→ Goal: Hunt for the word "大专生自我鉴定范本" across the entries below, copying each line that holds it.

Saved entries
..........

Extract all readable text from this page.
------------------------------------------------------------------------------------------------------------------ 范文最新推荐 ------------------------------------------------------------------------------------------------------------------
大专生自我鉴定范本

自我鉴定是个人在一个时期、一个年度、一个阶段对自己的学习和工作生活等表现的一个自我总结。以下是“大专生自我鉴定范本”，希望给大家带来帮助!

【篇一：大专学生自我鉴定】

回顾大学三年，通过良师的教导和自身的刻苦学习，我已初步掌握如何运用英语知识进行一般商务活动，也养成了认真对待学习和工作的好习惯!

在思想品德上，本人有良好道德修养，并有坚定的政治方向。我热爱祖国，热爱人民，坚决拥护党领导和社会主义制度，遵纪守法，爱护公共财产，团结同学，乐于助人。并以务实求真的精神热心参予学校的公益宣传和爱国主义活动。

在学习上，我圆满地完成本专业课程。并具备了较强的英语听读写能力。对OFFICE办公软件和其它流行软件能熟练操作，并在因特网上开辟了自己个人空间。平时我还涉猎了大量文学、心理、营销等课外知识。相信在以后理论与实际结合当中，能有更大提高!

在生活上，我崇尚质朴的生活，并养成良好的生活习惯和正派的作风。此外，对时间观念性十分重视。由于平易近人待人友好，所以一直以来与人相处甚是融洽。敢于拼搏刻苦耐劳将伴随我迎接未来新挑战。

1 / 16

..........

→ Result of this task:
大专生自我鉴定范本
自我鉴定是个人在一个时期、一个年度、一个阶段对自己的学习和工作生活等表现的一个自我总结。以下是“大专生自我鉴定范本”，希望给大家带来帮助!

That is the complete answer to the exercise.